** START Stored data **

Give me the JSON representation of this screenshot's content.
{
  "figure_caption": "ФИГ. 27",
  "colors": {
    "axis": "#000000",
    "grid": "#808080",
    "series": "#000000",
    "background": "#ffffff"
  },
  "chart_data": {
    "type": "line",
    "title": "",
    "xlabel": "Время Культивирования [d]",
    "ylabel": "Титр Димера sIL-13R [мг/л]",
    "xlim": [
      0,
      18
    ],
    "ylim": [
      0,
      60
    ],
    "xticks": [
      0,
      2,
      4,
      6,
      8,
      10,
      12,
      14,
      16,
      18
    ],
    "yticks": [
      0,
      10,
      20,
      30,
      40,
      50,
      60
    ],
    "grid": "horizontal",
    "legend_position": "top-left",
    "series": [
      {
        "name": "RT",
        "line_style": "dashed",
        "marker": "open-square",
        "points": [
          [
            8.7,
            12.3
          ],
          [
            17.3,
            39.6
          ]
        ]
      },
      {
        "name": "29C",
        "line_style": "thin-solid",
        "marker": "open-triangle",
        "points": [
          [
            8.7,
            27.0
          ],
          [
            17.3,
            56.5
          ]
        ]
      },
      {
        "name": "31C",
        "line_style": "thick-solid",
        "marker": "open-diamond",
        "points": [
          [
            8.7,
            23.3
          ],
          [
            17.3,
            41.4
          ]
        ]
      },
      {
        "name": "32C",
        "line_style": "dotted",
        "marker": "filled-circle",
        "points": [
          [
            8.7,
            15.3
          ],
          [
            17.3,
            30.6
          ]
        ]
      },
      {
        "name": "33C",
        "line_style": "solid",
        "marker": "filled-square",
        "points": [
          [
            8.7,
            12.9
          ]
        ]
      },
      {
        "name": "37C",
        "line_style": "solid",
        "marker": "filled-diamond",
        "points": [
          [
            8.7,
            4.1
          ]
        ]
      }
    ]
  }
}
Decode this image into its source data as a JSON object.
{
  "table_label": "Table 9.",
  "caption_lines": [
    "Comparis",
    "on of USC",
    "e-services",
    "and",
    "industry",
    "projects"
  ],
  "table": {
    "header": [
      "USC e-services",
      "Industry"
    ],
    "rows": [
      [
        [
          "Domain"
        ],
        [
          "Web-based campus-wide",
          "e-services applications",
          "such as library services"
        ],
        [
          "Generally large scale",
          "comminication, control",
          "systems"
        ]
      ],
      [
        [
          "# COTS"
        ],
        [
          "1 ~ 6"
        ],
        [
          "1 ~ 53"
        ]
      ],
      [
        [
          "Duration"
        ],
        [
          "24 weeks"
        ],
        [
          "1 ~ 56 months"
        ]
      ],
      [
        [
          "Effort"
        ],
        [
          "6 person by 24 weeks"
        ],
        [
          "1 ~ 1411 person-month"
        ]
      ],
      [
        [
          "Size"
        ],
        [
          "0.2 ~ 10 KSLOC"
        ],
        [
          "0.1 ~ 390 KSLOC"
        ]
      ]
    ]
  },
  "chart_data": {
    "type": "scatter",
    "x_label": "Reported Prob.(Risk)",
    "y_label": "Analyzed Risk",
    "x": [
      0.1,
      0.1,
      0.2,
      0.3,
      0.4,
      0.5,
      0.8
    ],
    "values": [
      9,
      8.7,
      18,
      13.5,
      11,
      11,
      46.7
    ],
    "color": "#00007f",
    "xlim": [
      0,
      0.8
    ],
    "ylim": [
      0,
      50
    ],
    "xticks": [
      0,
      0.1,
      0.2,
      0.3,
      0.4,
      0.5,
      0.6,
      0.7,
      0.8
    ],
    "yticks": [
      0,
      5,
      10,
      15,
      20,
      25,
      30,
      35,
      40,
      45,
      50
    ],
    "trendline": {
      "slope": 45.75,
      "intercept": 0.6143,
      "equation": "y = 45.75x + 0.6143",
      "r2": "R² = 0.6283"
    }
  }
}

** END Stored data **

• _Description of the task_:
Give exactly the lines from the one with "Decode this image" to the end of the entries, nothing before them.

• _Problem solution_:
Decode this image into its source data as a JSON object.
{
  "table_label": "Table 9.",
  "caption_lines": [
    "Comparis",
    "on of USC",
    "e-services",
    "and",
    "industry",
    "projects"
  ],
  "table": {
    "header": [
      "USC e-services",
      "Industry"
    ],
    "rows": [
      [
        [
          "Domain"
        ],
        [
          "Web-based campus-wide",
          "e-services applications",
          "such as library services"
        ],
        [
          "Generally large scale",
          "comminication, control",
          "systems"
        ]
      ],
      [
        [
          "# COTS"
        ],
        [
          "1 ~ 6"
        ],
        [
          "1 ~ 53"
        ]
      ],
      [
        [
          "Duration"
        ],
        [
          "24 weeks"
        ],
        [
          "1 ~ 56 months"
        ]
      ],
      [
        [
          "Effort"
        ],
        [
          "6 person by 24 weeks"
        ],
        [
          "1 ~ 1411 person-month"
        ]
      ],
      [
        [
          "Size"
        ],
        [
          "0.2 ~ 10 KSLOC"
        ],
        [
          "0.1 ~ 390 KSLOC"
        ]
      ]
    ]
  },
  "chart_data": {
    "type": "scatter",
    "x_label": "Reported Prob.(Risk)",
    "y_label": "Analyzed Risk",
    "x": [
      0.1,
      0.1,
      0.2,
      0.3,
      0.4,
      0.5,
      0.8
    ],
    "values": [
      9,
      8.7,
      18,
      13.5,
      11,
      11,
      46.7
    ],
    "color": "#00007f",
    "xlim": [
      0,
      0.8
    ],
    "ylim": [
      0,
      50
    ],
    "xticks": [
      0,
      0.1,
      0.2,
      0.3,
      0.4,
      0.5,
      0.6,
      0.7,
      0.8
    ],
    "yticks": [
      0,
      5,
      10,
      15,
      20,
      25,
      30,
      35,
      40,
      45,
      50
    ],
    "trendline": {
      "slope": 45.75,
      "intercept": 0.6143,
      "equation": "y = 45.75x + 0.6143",
      "r2": "R² = 0.6283"
    }
  }
}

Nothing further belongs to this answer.